▶ [TASK GOAL]
Count how many lines of the material below have the word "known" and give only the number.

[Saved data entries]
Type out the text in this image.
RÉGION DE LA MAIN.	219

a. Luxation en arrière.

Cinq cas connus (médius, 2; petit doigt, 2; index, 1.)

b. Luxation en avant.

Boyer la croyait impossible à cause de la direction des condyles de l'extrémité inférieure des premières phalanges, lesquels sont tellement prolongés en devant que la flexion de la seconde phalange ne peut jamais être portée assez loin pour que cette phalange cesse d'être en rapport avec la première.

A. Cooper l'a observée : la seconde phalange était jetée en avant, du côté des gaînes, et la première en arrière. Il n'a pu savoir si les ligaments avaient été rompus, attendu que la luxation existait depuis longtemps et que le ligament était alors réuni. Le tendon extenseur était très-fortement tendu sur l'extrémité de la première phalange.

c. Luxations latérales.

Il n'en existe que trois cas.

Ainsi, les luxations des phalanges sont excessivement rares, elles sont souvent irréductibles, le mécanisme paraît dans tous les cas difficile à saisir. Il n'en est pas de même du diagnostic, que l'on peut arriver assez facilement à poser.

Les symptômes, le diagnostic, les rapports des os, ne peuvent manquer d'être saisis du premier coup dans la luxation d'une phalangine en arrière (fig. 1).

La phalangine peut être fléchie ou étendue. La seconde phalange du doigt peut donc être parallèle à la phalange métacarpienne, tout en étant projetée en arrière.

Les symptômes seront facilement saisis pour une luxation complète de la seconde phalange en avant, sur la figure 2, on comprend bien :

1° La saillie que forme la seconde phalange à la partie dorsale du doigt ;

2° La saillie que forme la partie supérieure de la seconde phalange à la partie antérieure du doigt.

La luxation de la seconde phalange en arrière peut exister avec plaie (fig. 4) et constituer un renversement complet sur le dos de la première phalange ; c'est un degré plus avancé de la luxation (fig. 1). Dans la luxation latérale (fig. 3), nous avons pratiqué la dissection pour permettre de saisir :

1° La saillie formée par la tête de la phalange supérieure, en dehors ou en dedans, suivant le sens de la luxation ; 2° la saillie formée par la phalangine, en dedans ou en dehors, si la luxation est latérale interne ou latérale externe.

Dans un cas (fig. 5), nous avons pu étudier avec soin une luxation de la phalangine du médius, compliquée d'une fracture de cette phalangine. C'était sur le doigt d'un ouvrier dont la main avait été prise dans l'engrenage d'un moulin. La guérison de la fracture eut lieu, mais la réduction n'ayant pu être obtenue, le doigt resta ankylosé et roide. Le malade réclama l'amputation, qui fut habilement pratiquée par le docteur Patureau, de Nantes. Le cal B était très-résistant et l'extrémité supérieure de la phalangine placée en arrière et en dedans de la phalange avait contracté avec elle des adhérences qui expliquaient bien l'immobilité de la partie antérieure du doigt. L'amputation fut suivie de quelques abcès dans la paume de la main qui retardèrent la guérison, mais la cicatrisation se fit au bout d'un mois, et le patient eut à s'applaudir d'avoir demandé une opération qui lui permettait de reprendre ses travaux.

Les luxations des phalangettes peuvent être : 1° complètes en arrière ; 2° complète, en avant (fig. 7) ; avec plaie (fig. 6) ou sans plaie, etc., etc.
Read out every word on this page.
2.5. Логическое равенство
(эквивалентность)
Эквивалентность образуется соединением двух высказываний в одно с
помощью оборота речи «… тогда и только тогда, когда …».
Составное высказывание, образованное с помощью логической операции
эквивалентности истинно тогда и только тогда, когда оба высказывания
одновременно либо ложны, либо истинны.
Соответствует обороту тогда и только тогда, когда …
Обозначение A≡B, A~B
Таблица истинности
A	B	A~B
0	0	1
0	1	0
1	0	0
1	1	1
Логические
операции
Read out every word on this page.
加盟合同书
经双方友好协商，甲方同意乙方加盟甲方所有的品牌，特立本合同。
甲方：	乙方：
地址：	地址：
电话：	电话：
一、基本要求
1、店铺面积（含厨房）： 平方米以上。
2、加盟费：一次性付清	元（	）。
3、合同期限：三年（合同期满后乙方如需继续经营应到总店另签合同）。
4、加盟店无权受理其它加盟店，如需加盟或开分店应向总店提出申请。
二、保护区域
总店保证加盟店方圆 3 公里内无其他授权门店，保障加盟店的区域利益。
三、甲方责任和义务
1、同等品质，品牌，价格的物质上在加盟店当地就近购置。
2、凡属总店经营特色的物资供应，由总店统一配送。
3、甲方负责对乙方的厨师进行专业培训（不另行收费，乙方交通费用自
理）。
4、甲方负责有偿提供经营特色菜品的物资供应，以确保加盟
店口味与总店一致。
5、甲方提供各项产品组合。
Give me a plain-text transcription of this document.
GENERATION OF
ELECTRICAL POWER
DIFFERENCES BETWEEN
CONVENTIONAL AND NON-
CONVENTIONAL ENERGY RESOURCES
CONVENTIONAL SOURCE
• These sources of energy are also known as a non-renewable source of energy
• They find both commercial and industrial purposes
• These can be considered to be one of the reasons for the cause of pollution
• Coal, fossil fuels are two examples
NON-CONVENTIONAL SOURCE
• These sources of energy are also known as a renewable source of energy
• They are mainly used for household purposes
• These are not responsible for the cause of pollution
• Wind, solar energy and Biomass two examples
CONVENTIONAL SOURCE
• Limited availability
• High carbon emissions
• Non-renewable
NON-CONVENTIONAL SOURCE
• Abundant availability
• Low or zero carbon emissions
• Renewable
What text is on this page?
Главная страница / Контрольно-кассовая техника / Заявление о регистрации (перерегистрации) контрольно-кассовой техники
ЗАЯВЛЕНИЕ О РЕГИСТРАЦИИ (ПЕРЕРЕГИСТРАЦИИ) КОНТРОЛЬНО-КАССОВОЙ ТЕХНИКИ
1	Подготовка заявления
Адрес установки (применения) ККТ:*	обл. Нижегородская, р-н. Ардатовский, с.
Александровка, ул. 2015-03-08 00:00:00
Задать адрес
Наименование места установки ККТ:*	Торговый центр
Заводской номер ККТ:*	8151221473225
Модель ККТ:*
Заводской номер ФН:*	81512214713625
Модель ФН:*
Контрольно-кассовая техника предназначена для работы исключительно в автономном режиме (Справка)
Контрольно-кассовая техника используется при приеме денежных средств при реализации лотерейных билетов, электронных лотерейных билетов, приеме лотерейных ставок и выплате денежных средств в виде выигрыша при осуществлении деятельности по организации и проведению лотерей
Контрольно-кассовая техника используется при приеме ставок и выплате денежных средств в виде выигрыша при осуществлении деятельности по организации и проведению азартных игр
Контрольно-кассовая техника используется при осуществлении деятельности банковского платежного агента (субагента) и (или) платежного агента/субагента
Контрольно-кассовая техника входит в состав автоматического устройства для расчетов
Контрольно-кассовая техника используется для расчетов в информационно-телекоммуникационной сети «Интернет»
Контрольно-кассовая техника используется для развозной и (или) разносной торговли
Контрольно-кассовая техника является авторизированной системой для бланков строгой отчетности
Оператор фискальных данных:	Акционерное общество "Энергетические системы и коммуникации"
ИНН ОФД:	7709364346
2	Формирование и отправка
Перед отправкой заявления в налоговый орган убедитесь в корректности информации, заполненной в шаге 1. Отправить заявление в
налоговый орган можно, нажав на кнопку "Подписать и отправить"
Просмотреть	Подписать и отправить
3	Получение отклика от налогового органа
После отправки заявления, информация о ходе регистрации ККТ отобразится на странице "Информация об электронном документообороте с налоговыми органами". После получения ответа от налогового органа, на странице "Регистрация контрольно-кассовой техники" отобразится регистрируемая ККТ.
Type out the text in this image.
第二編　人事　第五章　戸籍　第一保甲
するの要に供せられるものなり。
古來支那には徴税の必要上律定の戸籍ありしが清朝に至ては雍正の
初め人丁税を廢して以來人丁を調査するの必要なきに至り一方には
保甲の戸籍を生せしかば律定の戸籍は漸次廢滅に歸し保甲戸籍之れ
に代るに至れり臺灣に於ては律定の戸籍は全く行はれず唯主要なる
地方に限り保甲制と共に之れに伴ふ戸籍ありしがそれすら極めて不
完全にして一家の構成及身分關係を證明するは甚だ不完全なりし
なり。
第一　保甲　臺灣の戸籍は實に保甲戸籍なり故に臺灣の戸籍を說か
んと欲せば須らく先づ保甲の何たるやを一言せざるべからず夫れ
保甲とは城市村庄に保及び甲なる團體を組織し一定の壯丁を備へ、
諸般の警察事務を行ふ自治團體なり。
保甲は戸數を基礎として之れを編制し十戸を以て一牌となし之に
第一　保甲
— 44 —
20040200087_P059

▶ [FULL ANSWER]
2